Stated task -
Answer the following questions using the garden blog post below.
1. Which plants does the writer find more resilient than the Dahlias?
2. When was the Rhodochiton atrosanguineus seed sown?
3. What color are the flowers of Salvia corrugata?

Excerpt provided -
-=-=-=-=-
Six on Saturday – 12/11/2022

I really thought I was going to struggle to find six things this week but the wind dropped a couple of days back, the rain is having a few days off and the temperatures are absurd for the time of year, so a lot of plants are just keeping on going. My Dahlias have been beaten by wind and rain but Fuchsias and Salvias seem much more resilient. I suppose winter will start at some point and we’d better make the best of what we have for now, not that much actual gardening has been done this week; a bit of cutting down and shredding, some tulips planted, vegetable seed order completed.

Most of you know the form; for those who don’t but fancy joining in, post pictures of six things happening now in your garden and put a link into the comments at the end of this blog. Such “rules” as exist can be found in this guide for participants. To business:

One.
One of this year’s runaway successes has been Rhodochiton atrosanguineus, a perennial climber usually grown as an annual. I sowed seed at the end of May last year, grew and overwintered several young plants in the greenhouse until spring this year when I planted them out; a metre tall and already flowering. They’re still flowering and given my failure to get seeds to germinate this year, I have cut down and potted up a couple of plants to see if they will come through this winter (I wouldn’t expect them to survive in the garden) so I can plant them out again next year.

Two.
Salvia corrugata is something I thought I had put in a six recently, but it’s actually nearly a year ago. I said then that we needed to take cuttings earlier and plant out more advanced plants that would flower earlier, but it may well be shorter days that trigger flowering, in which case that wouldn’t help. I’d be happy to stay frost free for another month though, to enjoy these sumptuous blue flowers for longer.

Three.
-=-=-=-=-
Data entries -
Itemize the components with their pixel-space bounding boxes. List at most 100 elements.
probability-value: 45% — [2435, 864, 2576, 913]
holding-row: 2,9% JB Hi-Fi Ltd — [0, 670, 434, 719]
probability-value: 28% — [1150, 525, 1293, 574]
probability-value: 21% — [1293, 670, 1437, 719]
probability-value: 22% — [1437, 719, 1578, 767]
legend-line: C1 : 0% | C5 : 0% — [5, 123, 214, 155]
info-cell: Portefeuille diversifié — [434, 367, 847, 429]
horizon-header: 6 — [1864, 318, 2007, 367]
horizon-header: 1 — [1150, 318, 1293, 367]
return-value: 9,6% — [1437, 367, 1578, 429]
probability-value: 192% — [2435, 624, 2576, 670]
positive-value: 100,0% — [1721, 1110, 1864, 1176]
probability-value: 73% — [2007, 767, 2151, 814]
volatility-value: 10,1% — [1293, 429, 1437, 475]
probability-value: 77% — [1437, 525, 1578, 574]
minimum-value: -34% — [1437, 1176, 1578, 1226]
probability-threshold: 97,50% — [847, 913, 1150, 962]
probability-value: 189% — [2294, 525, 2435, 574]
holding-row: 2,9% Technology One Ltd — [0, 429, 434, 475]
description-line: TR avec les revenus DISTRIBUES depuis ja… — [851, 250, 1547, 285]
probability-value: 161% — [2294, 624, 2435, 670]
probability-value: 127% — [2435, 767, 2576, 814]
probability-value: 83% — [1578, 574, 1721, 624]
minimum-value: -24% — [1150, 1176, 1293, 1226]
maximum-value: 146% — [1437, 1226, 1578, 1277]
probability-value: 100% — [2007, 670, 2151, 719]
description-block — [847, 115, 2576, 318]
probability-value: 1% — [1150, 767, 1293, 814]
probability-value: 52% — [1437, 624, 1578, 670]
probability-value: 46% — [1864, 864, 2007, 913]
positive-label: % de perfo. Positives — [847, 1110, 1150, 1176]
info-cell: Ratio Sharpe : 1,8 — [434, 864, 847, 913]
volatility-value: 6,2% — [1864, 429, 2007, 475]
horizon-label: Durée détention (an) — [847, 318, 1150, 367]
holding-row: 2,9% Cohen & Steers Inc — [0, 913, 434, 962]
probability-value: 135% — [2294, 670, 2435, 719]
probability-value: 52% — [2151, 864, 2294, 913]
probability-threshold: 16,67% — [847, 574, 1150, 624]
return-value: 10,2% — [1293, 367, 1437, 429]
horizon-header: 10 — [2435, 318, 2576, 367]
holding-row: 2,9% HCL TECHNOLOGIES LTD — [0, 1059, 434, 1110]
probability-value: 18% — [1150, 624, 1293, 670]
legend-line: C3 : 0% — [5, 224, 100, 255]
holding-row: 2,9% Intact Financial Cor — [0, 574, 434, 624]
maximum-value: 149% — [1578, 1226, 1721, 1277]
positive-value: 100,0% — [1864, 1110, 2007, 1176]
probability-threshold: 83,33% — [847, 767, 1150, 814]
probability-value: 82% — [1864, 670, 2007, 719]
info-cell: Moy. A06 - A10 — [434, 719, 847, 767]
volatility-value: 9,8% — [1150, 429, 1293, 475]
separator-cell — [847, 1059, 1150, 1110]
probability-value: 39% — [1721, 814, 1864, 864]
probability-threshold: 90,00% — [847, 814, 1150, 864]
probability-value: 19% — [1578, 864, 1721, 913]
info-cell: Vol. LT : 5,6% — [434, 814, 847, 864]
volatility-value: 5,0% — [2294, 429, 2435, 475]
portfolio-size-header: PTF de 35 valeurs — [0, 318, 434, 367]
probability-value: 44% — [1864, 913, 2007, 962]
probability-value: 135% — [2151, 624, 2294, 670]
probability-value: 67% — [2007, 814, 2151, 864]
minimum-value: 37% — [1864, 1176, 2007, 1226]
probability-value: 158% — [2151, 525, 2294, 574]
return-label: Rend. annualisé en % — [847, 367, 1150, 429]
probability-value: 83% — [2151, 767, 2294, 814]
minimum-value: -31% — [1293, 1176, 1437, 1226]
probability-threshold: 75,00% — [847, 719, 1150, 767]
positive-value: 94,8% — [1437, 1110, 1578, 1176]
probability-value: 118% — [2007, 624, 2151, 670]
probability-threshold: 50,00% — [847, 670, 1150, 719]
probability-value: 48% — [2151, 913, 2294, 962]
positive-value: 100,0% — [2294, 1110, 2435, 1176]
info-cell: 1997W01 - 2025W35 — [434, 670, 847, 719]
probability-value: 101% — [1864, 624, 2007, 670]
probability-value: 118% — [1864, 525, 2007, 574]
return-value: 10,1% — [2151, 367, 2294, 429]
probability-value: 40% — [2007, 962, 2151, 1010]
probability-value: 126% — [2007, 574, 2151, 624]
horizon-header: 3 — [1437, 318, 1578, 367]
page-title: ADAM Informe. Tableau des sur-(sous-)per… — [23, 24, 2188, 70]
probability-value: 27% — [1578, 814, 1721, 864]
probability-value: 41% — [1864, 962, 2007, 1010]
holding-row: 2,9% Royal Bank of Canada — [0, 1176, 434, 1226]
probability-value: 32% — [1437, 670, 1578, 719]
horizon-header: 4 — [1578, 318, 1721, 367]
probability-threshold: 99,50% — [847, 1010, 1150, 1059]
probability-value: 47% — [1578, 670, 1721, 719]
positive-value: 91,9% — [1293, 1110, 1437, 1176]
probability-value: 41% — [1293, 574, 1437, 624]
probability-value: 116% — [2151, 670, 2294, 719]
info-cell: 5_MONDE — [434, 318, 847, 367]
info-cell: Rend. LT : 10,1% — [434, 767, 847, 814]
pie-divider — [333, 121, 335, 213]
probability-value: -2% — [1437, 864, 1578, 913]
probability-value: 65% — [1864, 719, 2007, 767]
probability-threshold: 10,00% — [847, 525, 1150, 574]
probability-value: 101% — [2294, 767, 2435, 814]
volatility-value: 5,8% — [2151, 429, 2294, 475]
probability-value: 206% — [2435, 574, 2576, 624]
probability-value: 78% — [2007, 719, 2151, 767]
-=-=-=-=-
Reply -
1. Fuchsias and Salvias.
2. At the end of May last year.
3. Blue.